_STATED TASK_: In the entries below, identify every line with the string "content" and copy it.

_DATA LINES_:
▼▼▼

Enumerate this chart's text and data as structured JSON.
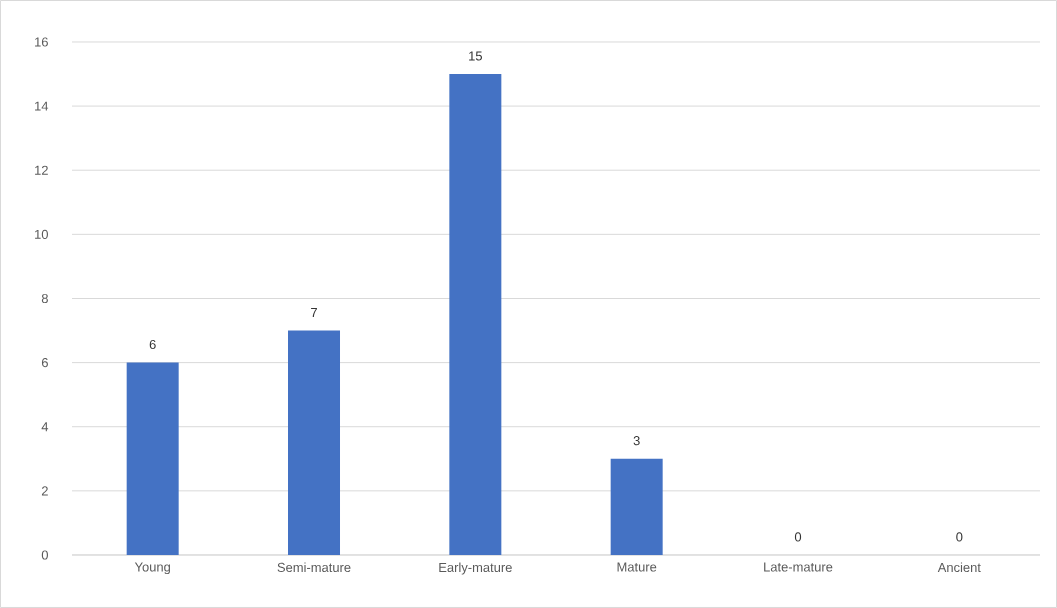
{
  "chart_data": {
    "type": "bar",
    "categories": [
      "Young",
      "Semi-mature",
      "Early-mature",
      "Mature",
      "Late-mature",
      "Ancient"
    ],
    "values": [
      6,
      7,
      15,
      3,
      0,
      0
    ],
    "color": "#4472c4",
    "ylim": [
      0,
      16
    ],
    "yticks": [
      0,
      2,
      4,
      6,
      8,
      10,
      12,
      14,
      16
    ],
    "grid": "y",
    "data_labels": true
  }
}
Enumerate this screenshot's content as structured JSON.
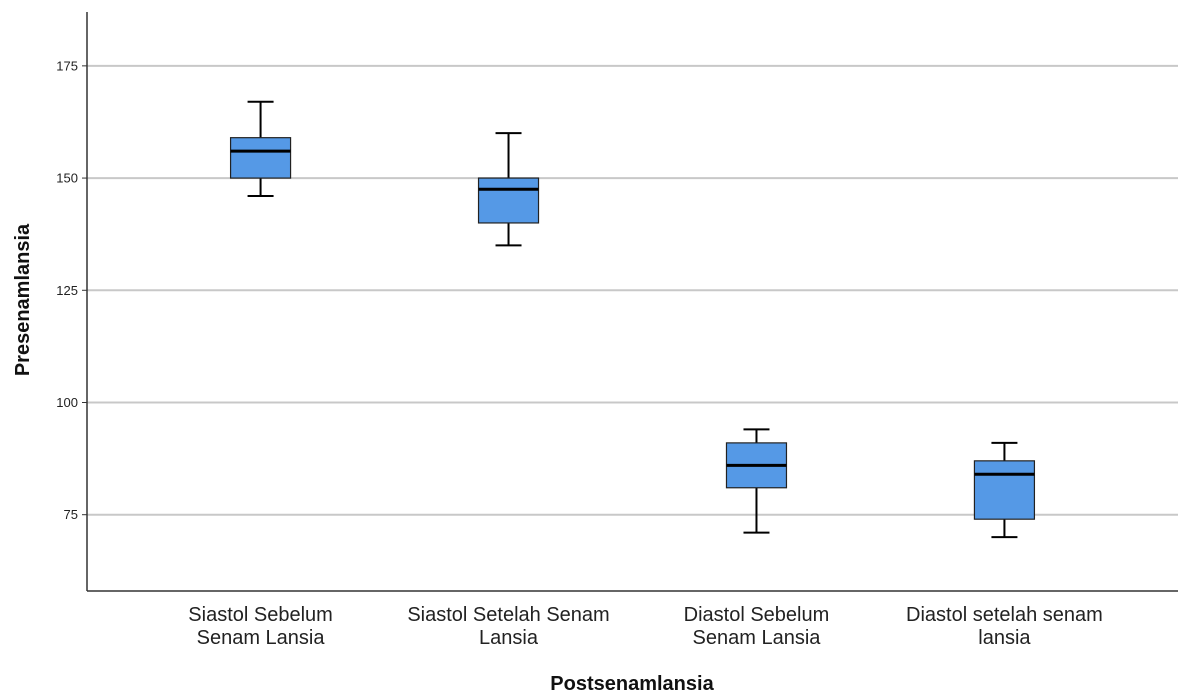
{
  "chart_data": {
    "type": "boxplot",
    "xlabel": "Postsenamlansia",
    "ylabel": "Presenamlansia",
    "ylim": [
      58,
      187
    ],
    "yticks": [
      75,
      100,
      125,
      150,
      175
    ],
    "grid": true,
    "colors": {
      "box_fill": "#5599e6",
      "gridline": "#c8c8c8",
      "axis": "#333333"
    },
    "categories": [
      [
        "Siastol Sebelum",
        "Senam Lansia"
      ],
      [
        "Siastol Setelah Senam",
        "Lansia"
      ],
      [
        "Diastol Sebelum",
        "Senam Lansia"
      ],
      [
        "Diastol setelah senam",
        "lansia"
      ]
    ],
    "boxes": [
      {
        "min": 146,
        "q1": 150,
        "median": 156,
        "q3": 159,
        "max": 167
      },
      {
        "min": 135,
        "q1": 140,
        "median": 147.5,
        "q3": 150,
        "max": 160
      },
      {
        "min": 71,
        "q1": 81,
        "median": 86,
        "q3": 91,
        "max": 94
      },
      {
        "min": 70,
        "q1": 74,
        "median": 84,
        "q3": 87,
        "max": 91
      }
    ]
  }
}
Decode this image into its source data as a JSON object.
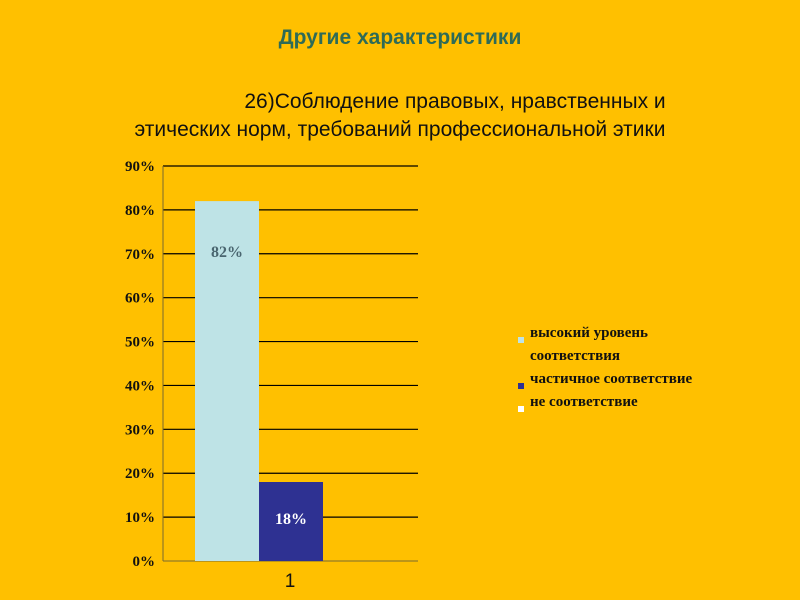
{
  "heading": "Другие характеристики",
  "subtitle_line1": "26)Соблюдение правовых, нравственных и",
  "subtitle_line2": "этических норм, требований  профессиональной этики",
  "chart_data": {
    "type": "bar",
    "categories": [
      "1"
    ],
    "series": [
      {
        "name": "высокий уровень соответствия",
        "values": [
          82
        ],
        "color": "#BEE3E6",
        "label": "82%"
      },
      {
        "name": "частичное соответствие",
        "values": [
          18
        ],
        "color": "#2E3192",
        "label": "18%"
      },
      {
        "name": "не соответствие",
        "values": [
          0
        ],
        "color": "#FFFFFF",
        "label": ""
      }
    ],
    "yticks": [
      "0%",
      "10%",
      "20%",
      "30%",
      "40%",
      "50%",
      "60%",
      "70%",
      "80%",
      "90%"
    ],
    "ylim": [
      0,
      90
    ],
    "grid": true,
    "legend_position": "right"
  }
}
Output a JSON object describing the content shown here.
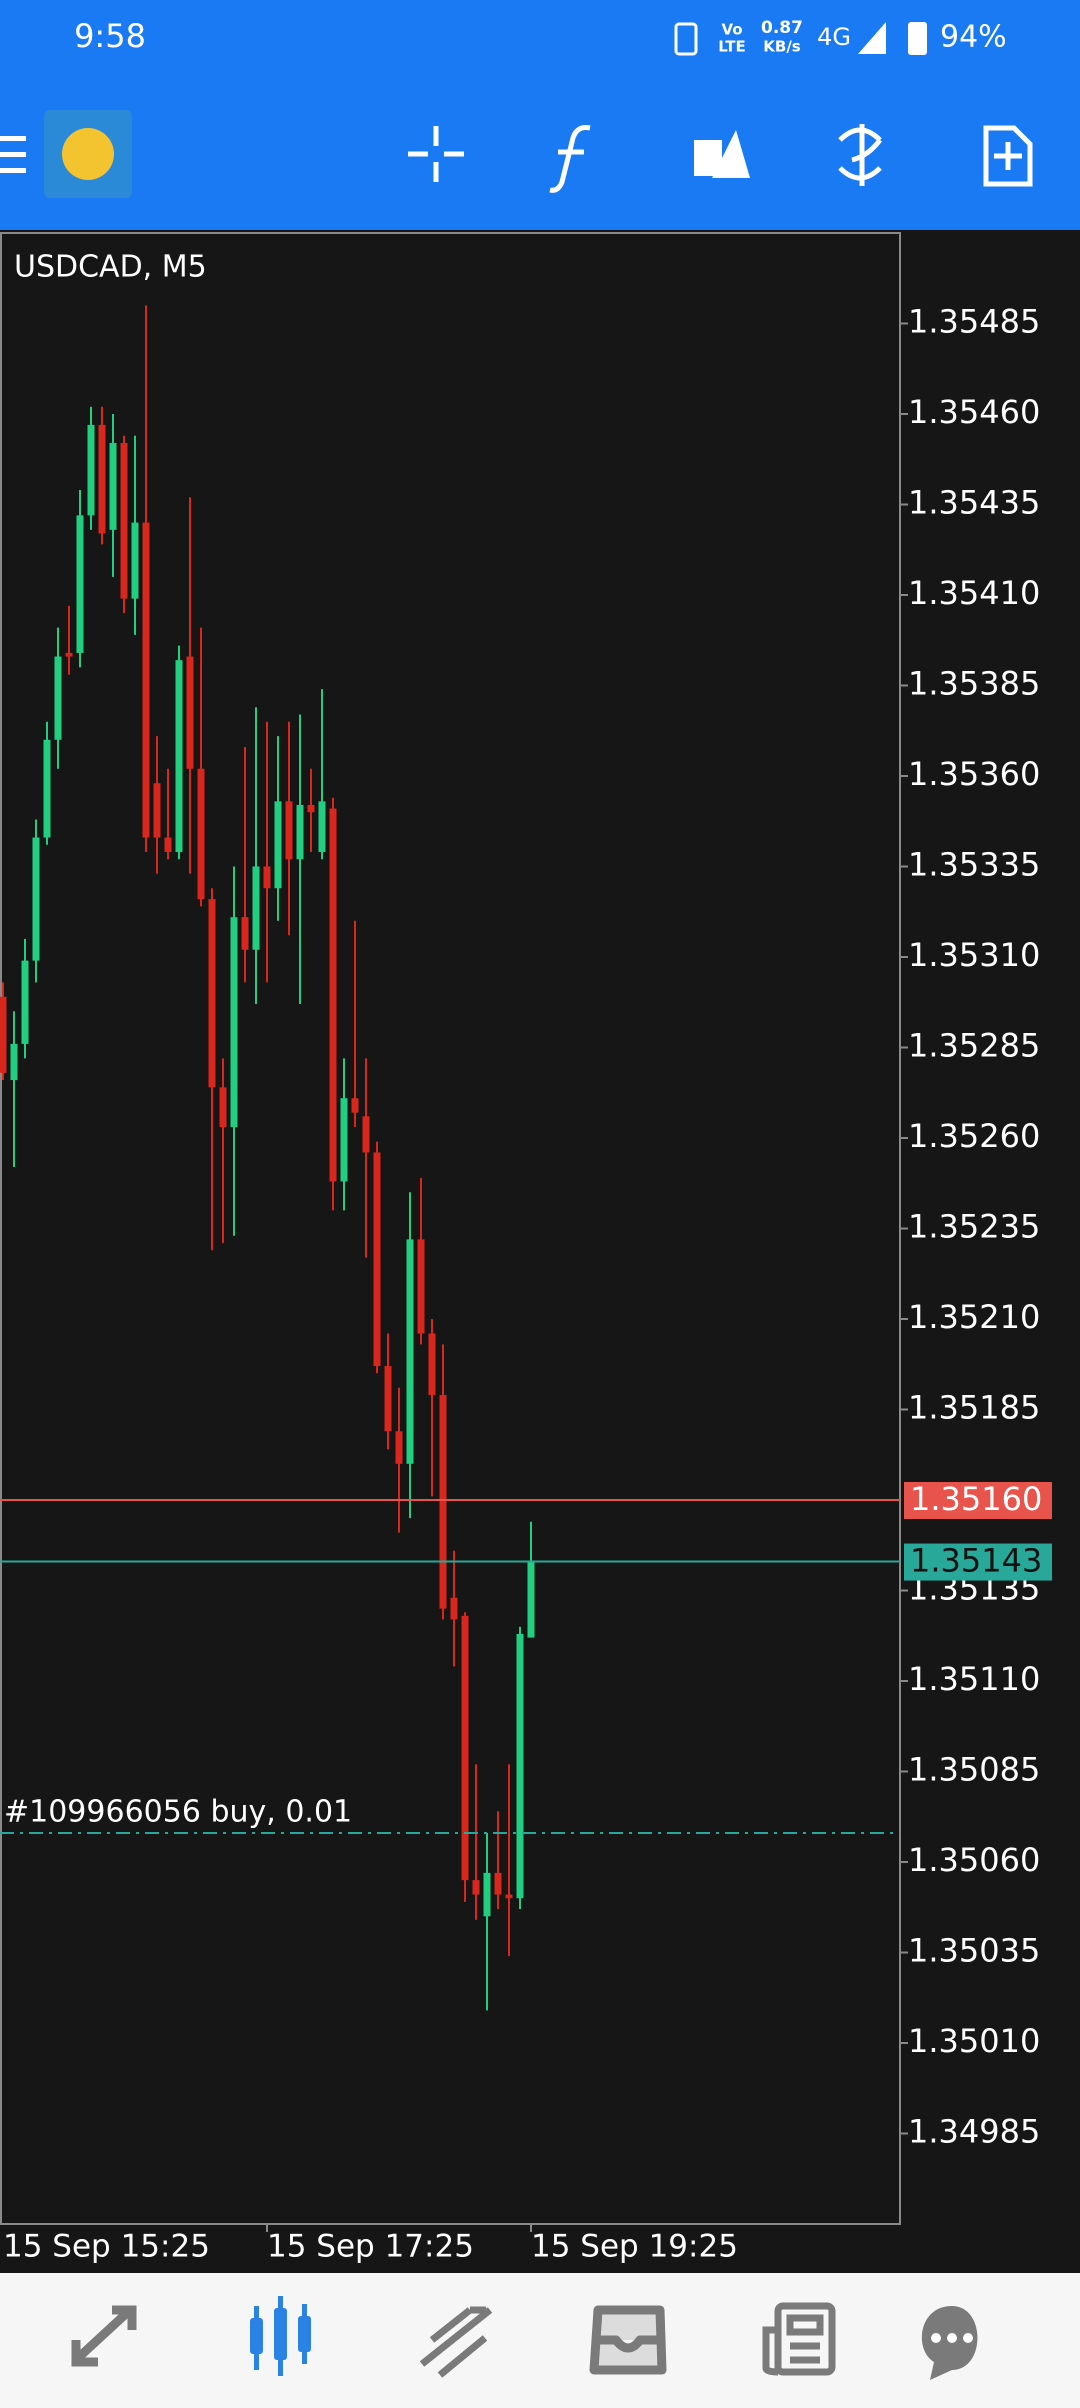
{
  "status_bar": {
    "time": "9:58",
    "volte_top": "Vo",
    "volte_bottom": "LTE",
    "speed": "0.87",
    "speed_unit": "KB/s",
    "network": "4G",
    "battery": "94%"
  },
  "chart_data": {
    "type": "candlestick",
    "title": "USDCAD, M5",
    "categories": [
      "15 Sep 15:25",
      null,
      null,
      null,
      null,
      null,
      null,
      null,
      null,
      null,
      null,
      null,
      null,
      null,
      null,
      null,
      null,
      null,
      null,
      null,
      null,
      null,
      null,
      null,
      "15 Sep 17:25",
      null,
      null,
      null,
      null,
      null,
      null,
      null,
      null,
      null,
      null,
      null,
      null,
      null,
      null,
      null,
      null,
      null,
      null,
      null,
      null,
      null,
      null,
      null,
      "15 Sep 19:25"
    ],
    "open": [
      1.35299,
      1.35276,
      1.35286,
      1.35309,
      1.35343,
      1.3537,
      1.35394,
      1.35394,
      1.35432,
      1.35457,
      1.35428,
      1.35452,
      1.35409,
      1.3543,
      1.35358,
      1.35343,
      1.35339,
      1.35393,
      1.35362,
      1.35326,
      1.35274,
      1.35263,
      1.35321,
      1.35312,
      1.35335,
      1.35329,
      1.35353,
      1.35337,
      1.35352,
      1.35339,
      1.35351,
      1.35248,
      1.35271,
      1.35266,
      1.35256,
      1.35197,
      1.35179,
      1.3517,
      1.35232,
      1.35206,
      1.35189,
      1.35133,
      1.35128,
      1.35055,
      1.35045,
      1.35057,
      1.35051,
      1.3505,
      1.35122
    ],
    "high": [
      1.35303,
      1.35295,
      1.35315,
      1.35348,
      1.35375,
      1.35401,
      1.35407,
      1.35439,
      1.35462,
      1.35462,
      1.3546,
      1.35454,
      1.35454,
      1.3549,
      1.35371,
      1.35362,
      1.35396,
      1.35437,
      1.35401,
      1.35329,
      1.35282,
      1.35335,
      1.35368,
      1.35379,
      1.35375,
      1.35371,
      1.35375,
      1.35377,
      1.35362,
      1.35384,
      1.35354,
      1.35282,
      1.3532,
      1.35282,
      1.35259,
      1.35206,
      1.35191,
      1.35245,
      1.35249,
      1.3521,
      1.35203,
      1.35146,
      1.35129,
      1.35087,
      1.35068,
      1.35074,
      1.35087,
      1.35125,
      1.35154
    ],
    "low": [
      1.35276,
      1.35252,
      1.35282,
      1.35303,
      1.35341,
      1.35362,
      1.35388,
      1.3539,
      1.35428,
      1.35424,
      1.35415,
      1.35405,
      1.35399,
      1.35339,
      1.35333,
      1.35337,
      1.35337,
      1.35333,
      1.35324,
      1.35229,
      1.35231,
      1.35233,
      1.35303,
      1.35297,
      1.35303,
      1.3532,
      1.35316,
      1.35297,
      1.35339,
      1.35337,
      1.3524,
      1.3524,
      1.35263,
      1.35227,
      1.35195,
      1.35174,
      1.35151,
      1.35155,
      1.35203,
      1.35161,
      1.35127,
      1.35114,
      1.35049,
      1.35044,
      1.35019,
      1.35047,
      1.35034,
      1.35047,
      1.35122
    ],
    "close": [
      1.35278,
      1.35286,
      1.35309,
      1.35343,
      1.3537,
      1.35393,
      1.35393,
      1.35432,
      1.35457,
      1.35427,
      1.35452,
      1.35409,
      1.3543,
      1.35343,
      1.35343,
      1.35339,
      1.35392,
      1.35362,
      1.35326,
      1.35274,
      1.35263,
      1.35321,
      1.35312,
      1.35335,
      1.35329,
      1.35353,
      1.35337,
      1.35352,
      1.3535,
      1.35353,
      1.35248,
      1.35271,
      1.35267,
      1.35256,
      1.35197,
      1.35179,
      1.3517,
      1.35232,
      1.35206,
      1.35189,
      1.3513,
      1.35127,
      1.35055,
      1.35051,
      1.35057,
      1.35051,
      1.3505,
      1.35123,
      1.35143
    ],
    "up_color": "#22cf80",
    "down_color": "#d9271d",
    "ylim": [
      1.3496,
      1.3551
    ],
    "yticks": [
      1.35485,
      {
        "value": 1.3546,
        "label": "1.35460"
      },
      1.35435,
      {
        "value": 1.3541,
        "label": "1.35410"
      },
      1.35385,
      {
        "value": 1.3536,
        "label": "1.35360"
      },
      1.35335,
      {
        "value": 1.3531,
        "label": "1.35310"
      },
      1.35285,
      {
        "value": 1.3526,
        "label": "1.35260"
      },
      1.35235,
      {
        "value": 1.3521,
        "label": "1.35210"
      },
      1.35185,
      1.35135,
      {
        "value": 1.3511,
        "label": "1.35110"
      },
      1.35085,
      {
        "value": 1.3506,
        "label": "1.35060"
      },
      1.35035,
      {
        "value": 1.3501,
        "label": "1.35010"
      },
      1.34985
    ],
    "price_lines": [
      {
        "value": 1.3516,
        "label": "1.35160",
        "color": "#e8544c"
      },
      {
        "value": 1.35143,
        "label": "1.35143",
        "color": "#27a899"
      }
    ],
    "order_line": {
      "value": 1.35068,
      "label": "#109966056 buy, 0.01",
      "color": "#27a899"
    }
  }
}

▲▲▲

_WRITTEN RESPONSE_:
Enumerate this screenshot's content as structured JSON.
Output a JSON object describing the content shown here.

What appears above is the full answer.